Records from a data collection
▬▬▬▬▬▬▬▬▬▬

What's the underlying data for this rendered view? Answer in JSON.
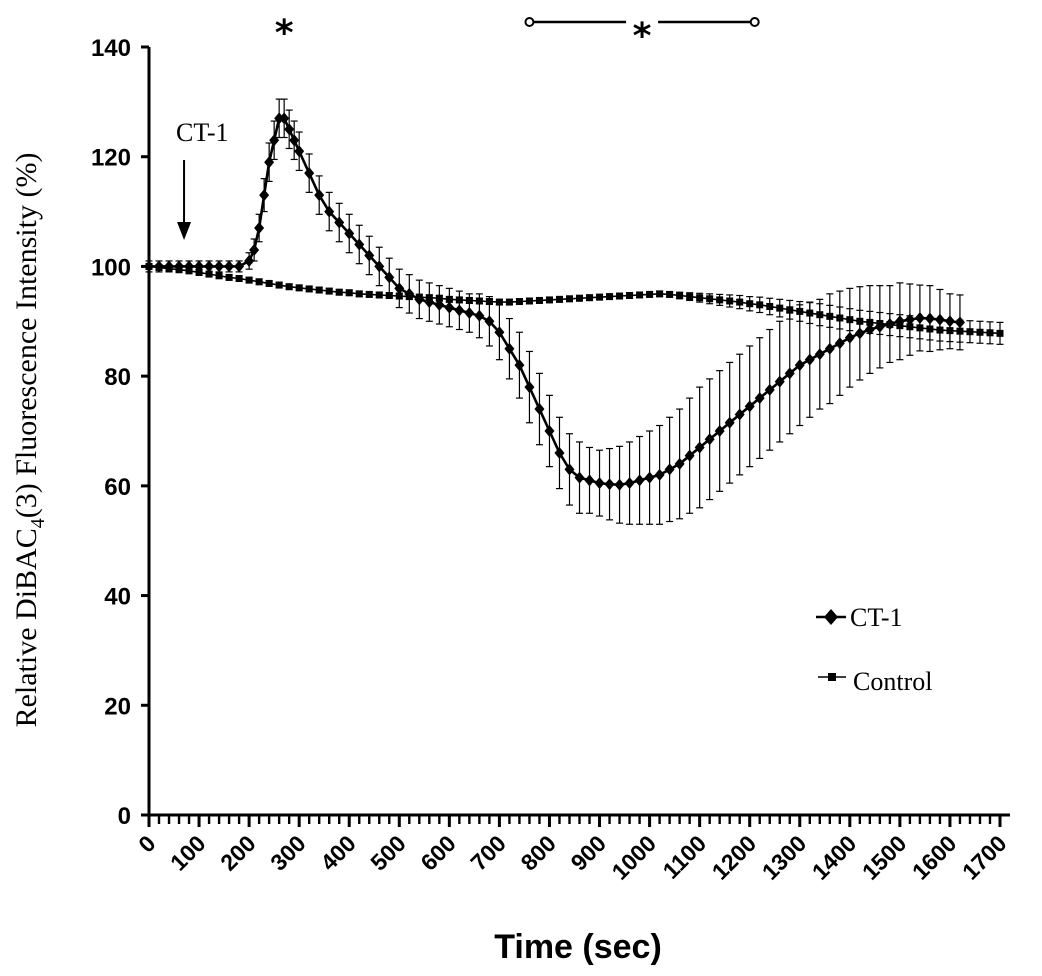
{
  "chart_data": {
    "type": "line",
    "xlabel": "Time (sec)",
    "ylabel_parts": [
      "Relative DiBAC",
      "4",
      "(3) Fluorescence Intensity (%)"
    ],
    "x_ticks": [
      "0",
      "100",
      "200",
      "300",
      "400",
      "500",
      "600",
      "700",
      "800",
      "900",
      "1000",
      "1100",
      "1200",
      "1300",
      "1400",
      "1500",
      "1600",
      "1700"
    ],
    "y_ticks": [
      "0",
      "20",
      "40",
      "60",
      "80",
      "100",
      "120",
      "140"
    ],
    "xlim": [
      0,
      1700
    ],
    "ylim": [
      0,
      140
    ],
    "legend": {
      "placement": "lower-right",
      "entries": [
        "CT-1",
        "Control"
      ]
    },
    "annotations": {
      "stimulus_label": "CT-1",
      "stimulus_time": 70,
      "significance_peak": {
        "symbol": "*",
        "x": 270
      },
      "significance_range": {
        "symbol": "*",
        "x_start": 760,
        "x_end": 1210
      }
    },
    "series": [
      {
        "name": "CT-1",
        "marker": "diamond",
        "x": [
          0,
          20,
          40,
          60,
          80,
          100,
          120,
          140,
          160,
          180,
          200,
          210,
          220,
          230,
          240,
          250,
          260,
          270,
          280,
          290,
          300,
          320,
          340,
          360,
          380,
          400,
          420,
          440,
          460,
          480,
          500,
          520,
          540,
          560,
          580,
          600,
          620,
          640,
          660,
          680,
          700,
          720,
          740,
          760,
          780,
          800,
          820,
          840,
          860,
          880,
          900,
          920,
          940,
          960,
          980,
          1000,
          1020,
          1040,
          1060,
          1080,
          1100,
          1120,
          1140,
          1160,
          1180,
          1200,
          1220,
          1240,
          1260,
          1280,
          1300,
          1320,
          1340,
          1360,
          1380,
          1400,
          1420,
          1440,
          1460,
          1480,
          1500,
          1520,
          1540,
          1560,
          1580,
          1600,
          1620
        ],
        "y": [
          100,
          100,
          100,
          100,
          100,
          100,
          100,
          100,
          100,
          100,
          101,
          103,
          107,
          113,
          119,
          123,
          127,
          127,
          125,
          123,
          121,
          117,
          113,
          110,
          108,
          106,
          104,
          102,
          100,
          98,
          96,
          95,
          94,
          93.5,
          93,
          92.5,
          92,
          91.5,
          91,
          90,
          88,
          85,
          82,
          78,
          74,
          70,
          66,
          63,
          61.5,
          61,
          60.5,
          60.3,
          60.2,
          60.5,
          61,
          61.5,
          62,
          63,
          64,
          65.5,
          67,
          68.5,
          70,
          71.5,
          73,
          74.5,
          76,
          77.5,
          79,
          80.5,
          82,
          83,
          84,
          85,
          86,
          87,
          87.8,
          88.5,
          89,
          89.5,
          90,
          90.3,
          90.6,
          90.5,
          90.3,
          90,
          89.8
        ],
        "error": [
          1,
          1,
          1,
          1,
          1,
          1,
          1,
          1,
          1,
          1,
          1.5,
          2,
          2.5,
          3,
          3.5,
          3.5,
          3.5,
          3.5,
          3.5,
          3.5,
          3.5,
          3.5,
          3.5,
          3.5,
          3.5,
          3.5,
          3.5,
          3.5,
          3.5,
          3.5,
          3.5,
          3.5,
          3.5,
          3.5,
          3.5,
          3.5,
          3.5,
          3.5,
          4,
          4.5,
          5,
          5.5,
          6,
          6.5,
          6.5,
          6.5,
          6.5,
          6.5,
          6.5,
          6,
          6,
          6.5,
          7,
          7.5,
          8,
          8.5,
          9,
          9.5,
          10,
          10.5,
          11,
          11,
          11,
          11,
          11,
          11,
          11,
          11,
          11,
          11,
          11,
          10.5,
          10,
          10,
          9.5,
          9,
          8.5,
          8,
          7.5,
          7,
          7,
          6.5,
          6,
          6,
          5.5,
          5,
          5
        ]
      },
      {
        "name": "Control",
        "marker": "square",
        "x": [
          0,
          20,
          40,
          60,
          80,
          100,
          120,
          140,
          160,
          180,
          200,
          220,
          240,
          260,
          280,
          300,
          320,
          340,
          360,
          380,
          400,
          420,
          440,
          460,
          480,
          500,
          520,
          540,
          560,
          580,
          600,
          620,
          640,
          660,
          680,
          700,
          720,
          740,
          760,
          780,
          800,
          820,
          840,
          860,
          880,
          900,
          920,
          940,
          960,
          980,
          1000,
          1020,
          1040,
          1060,
          1080,
          1100,
          1120,
          1140,
          1160,
          1180,
          1200,
          1220,
          1240,
          1260,
          1280,
          1300,
          1320,
          1340,
          1360,
          1380,
          1400,
          1420,
          1440,
          1460,
          1480,
          1500,
          1520,
          1540,
          1560,
          1580,
          1600,
          1620,
          1640,
          1660,
          1680,
          1700
        ],
        "y": [
          100,
          99.8,
          99.6,
          99.4,
          99.2,
          98.9,
          98.6,
          98.3,
          98,
          97.8,
          97.5,
          97.2,
          96.9,
          96.6,
          96.3,
          96.1,
          95.9,
          95.7,
          95.5,
          95.3,
          95.2,
          95,
          94.9,
          94.8,
          94.7,
          94.6,
          94.5,
          94.4,
          94.3,
          94.2,
          94,
          93.9,
          93.8,
          93.7,
          93.6,
          93.5,
          93.5,
          93.6,
          93.7,
          93.8,
          93.9,
          94,
          94.1,
          94.2,
          94.3,
          94.4,
          94.5,
          94.6,
          94.7,
          94.8,
          94.9,
          95,
          94.9,
          94.7,
          94.5,
          94.3,
          94.1,
          93.9,
          93.7,
          93.5,
          93.2,
          93,
          92.7,
          92.4,
          92.1,
          91.8,
          91.5,
          91.2,
          90.9,
          90.6,
          90.3,
          90,
          89.8,
          89.6,
          89.4,
          89.2,
          89,
          88.8,
          88.6,
          88.4,
          88.3,
          88.2,
          88.1,
          88,
          87.9,
          87.8
        ],
        "error": [
          0.5,
          0.5,
          0.5,
          0.5,
          0.5,
          0.5,
          0.5,
          0.5,
          0.5,
          0.5,
          0.5,
          0.5,
          0.5,
          0.5,
          0.5,
          0.5,
          0.5,
          0.5,
          0.5,
          0.5,
          0.5,
          0.5,
          0.5,
          0.5,
          0.5,
          0.5,
          0.5,
          0.5,
          0.5,
          0.5,
          0.5,
          0.5,
          0.5,
          0.5,
          0.5,
          0.5,
          0.5,
          0.5,
          0.5,
          0.5,
          0.5,
          0.5,
          0.5,
          0.5,
          0.5,
          0.5,
          0.5,
          0.5,
          0.5,
          0.5,
          0.5,
          0.5,
          0.5,
          0.6,
          0.7,
          0.8,
          0.9,
          1,
          1.1,
          1.2,
          1.3,
          1.4,
          1.5,
          1.6,
          1.7,
          1.8,
          1.9,
          2,
          2,
          2,
          2,
          2,
          2,
          2,
          2,
          2,
          2,
          2,
          2,
          2,
          2,
          2,
          2,
          2,
          2,
          2
        ]
      }
    ]
  }
}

▬▬▬▬▬▬▬▬▬▬

From the records given above, reproduce all text exactly and exclude each picture.

§ **Correct output**:
What's the underlying data for this rendered view? Answer in JSON.
{
  "chart_data": {
    "type": "line",
    "xlabel": "Time (sec)",
    "ylabel_parts": [
      "Relative DiBAC",
      "4",
      "(3) Fluorescence Intensity (%)"
    ],
    "x_ticks": [
      "0",
      "100",
      "200",
      "300",
      "400",
      "500",
      "600",
      "700",
      "800",
      "900",
      "1000",
      "1100",
      "1200",
      "1300",
      "1400",
      "1500",
      "1600",
      "1700"
    ],
    "y_ticks": [
      "0",
      "20",
      "40",
      "60",
      "80",
      "100",
      "120",
      "140"
    ],
    "xlim": [
      0,
      1700
    ],
    "ylim": [
      0,
      140
    ],
    "legend": {
      "placement": "lower-right",
      "entries": [
        "CT-1",
        "Control"
      ]
    },
    "annotations": {
      "stimulus_label": "CT-1",
      "stimulus_time": 70,
      "significance_peak": {
        "symbol": "*",
        "x": 270
      },
      "significance_range": {
        "symbol": "*",
        "x_start": 760,
        "x_end": 1210
      }
    },
    "series": [
      {
        "name": "CT-1",
        "marker": "diamond",
        "x": [
          0,
          20,
          40,
          60,
          80,
          100,
          120,
          140,
          160,
          180,
          200,
          210,
          220,
          230,
          240,
          250,
          260,
          270,
          280,
          290,
          300,
          320,
          340,
          360,
          380,
          400,
          420,
          440,
          460,
          480,
          500,
          520,
          540,
          560,
          580,
          600,
          620,
          640,
          660,
          680,
          700,
          720,
          740,
          760,
          780,
          800,
          820,
          840,
          860,
          880,
          900,
          920,
          940,
          960,
          980,
          1000,
          1020,
          1040,
          1060,
          1080,
          1100,
          1120,
          1140,
          1160,
          1180,
          1200,
          1220,
          1240,
          1260,
          1280,
          1300,
          1320,
          1340,
          1360,
          1380,
          1400,
          1420,
          1440,
          1460,
          1480,
          1500,
          1520,
          1540,
          1560,
          1580,
          1600,
          1620
        ],
        "y": [
          100,
          100,
          100,
          100,
          100,
          100,
          100,
          100,
          100,
          100,
          101,
          103,
          107,
          113,
          119,
          123,
          127,
          127,
          125,
          123,
          121,
          117,
          113,
          110,
          108,
          106,
          104,
          102,
          100,
          98,
          96,
          95,
          94,
          93.5,
          93,
          92.5,
          92,
          91.5,
          91,
          90,
          88,
          85,
          82,
          78,
          74,
          70,
          66,
          63,
          61.5,
          61,
          60.5,
          60.3,
          60.2,
          60.5,
          61,
          61.5,
          62,
          63,
          64,
          65.5,
          67,
          68.5,
          70,
          71.5,
          73,
          74.5,
          76,
          77.5,
          79,
          80.5,
          82,
          83,
          84,
          85,
          86,
          87,
          87.8,
          88.5,
          89,
          89.5,
          90,
          90.3,
          90.6,
          90.5,
          90.3,
          90,
          89.8
        ],
        "error": [
          1,
          1,
          1,
          1,
          1,
          1,
          1,
          1,
          1,
          1,
          1.5,
          2,
          2.5,
          3,
          3.5,
          3.5,
          3.5,
          3.5,
          3.5,
          3.5,
          3.5,
          3.5,
          3.5,
          3.5,
          3.5,
          3.5,
          3.5,
          3.5,
          3.5,
          3.5,
          3.5,
          3.5,
          3.5,
          3.5,
          3.5,
          3.5,
          3.5,
          3.5,
          4,
          4.5,
          5,
          5.5,
          6,
          6.5,
          6.5,
          6.5,
          6.5,
          6.5,
          6.5,
          6,
          6,
          6.5,
          7,
          7.5,
          8,
          8.5,
          9,
          9.5,
          10,
          10.5,
          11,
          11,
          11,
          11,
          11,
          11,
          11,
          11,
          11,
          11,
          11,
          10.5,
          10,
          10,
          9.5,
          9,
          8.5,
          8,
          7.5,
          7,
          7,
          6.5,
          6,
          6,
          5.5,
          5,
          5
        ]
      },
      {
        "name": "Control",
        "marker": "square",
        "x": [
          0,
          20,
          40,
          60,
          80,
          100,
          120,
          140,
          160,
          180,
          200,
          220,
          240,
          260,
          280,
          300,
          320,
          340,
          360,
          380,
          400,
          420,
          440,
          460,
          480,
          500,
          520,
          540,
          560,
          580,
          600,
          620,
          640,
          660,
          680,
          700,
          720,
          740,
          760,
          780,
          800,
          820,
          840,
          860,
          880,
          900,
          920,
          940,
          960,
          980,
          1000,
          1020,
          1040,
          1060,
          1080,
          1100,
          1120,
          1140,
          1160,
          1180,
          1200,
          1220,
          1240,
          1260,
          1280,
          1300,
          1320,
          1340,
          1360,
          1380,
          1400,
          1420,
          1440,
          1460,
          1480,
          1500,
          1520,
          1540,
          1560,
          1580,
          1600,
          1620,
          1640,
          1660,
          1680,
          1700
        ],
        "y": [
          100,
          99.8,
          99.6,
          99.4,
          99.2,
          98.9,
          98.6,
          98.3,
          98,
          97.8,
          97.5,
          97.2,
          96.9,
          96.6,
          96.3,
          96.1,
          95.9,
          95.7,
          95.5,
          95.3,
          95.2,
          95,
          94.9,
          94.8,
          94.7,
          94.6,
          94.5,
          94.4,
          94.3,
          94.2,
          94,
          93.9,
          93.8,
          93.7,
          93.6,
          93.5,
          93.5,
          93.6,
          93.7,
          93.8,
          93.9,
          94,
          94.1,
          94.2,
          94.3,
          94.4,
          94.5,
          94.6,
          94.7,
          94.8,
          94.9,
          95,
          94.9,
          94.7,
          94.5,
          94.3,
          94.1,
          93.9,
          93.7,
          93.5,
          93.2,
          93,
          92.7,
          92.4,
          92.1,
          91.8,
          91.5,
          91.2,
          90.9,
          90.6,
          90.3,
          90,
          89.8,
          89.6,
          89.4,
          89.2,
          89,
          88.8,
          88.6,
          88.4,
          88.3,
          88.2,
          88.1,
          88,
          87.9,
          87.8
        ],
        "error": [
          0.5,
          0.5,
          0.5,
          0.5,
          0.5,
          0.5,
          0.5,
          0.5,
          0.5,
          0.5,
          0.5,
          0.5,
          0.5,
          0.5,
          0.5,
          0.5,
          0.5,
          0.5,
          0.5,
          0.5,
          0.5,
          0.5,
          0.5,
          0.5,
          0.5,
          0.5,
          0.5,
          0.5,
          0.5,
          0.5,
          0.5,
          0.5,
          0.5,
          0.5,
          0.5,
          0.5,
          0.5,
          0.5,
          0.5,
          0.5,
          0.5,
          0.5,
          0.5,
          0.5,
          0.5,
          0.5,
          0.5,
          0.5,
          0.5,
          0.5,
          0.5,
          0.5,
          0.5,
          0.6,
          0.7,
          0.8,
          0.9,
          1,
          1.1,
          1.2,
          1.3,
          1.4,
          1.5,
          1.6,
          1.7,
          1.8,
          1.9,
          2,
          2,
          2,
          2,
          2,
          2,
          2,
          2,
          2,
          2,
          2,
          2,
          2,
          2,
          2,
          2,
          2,
          2,
          2
        ]
      }
    ]
  }
}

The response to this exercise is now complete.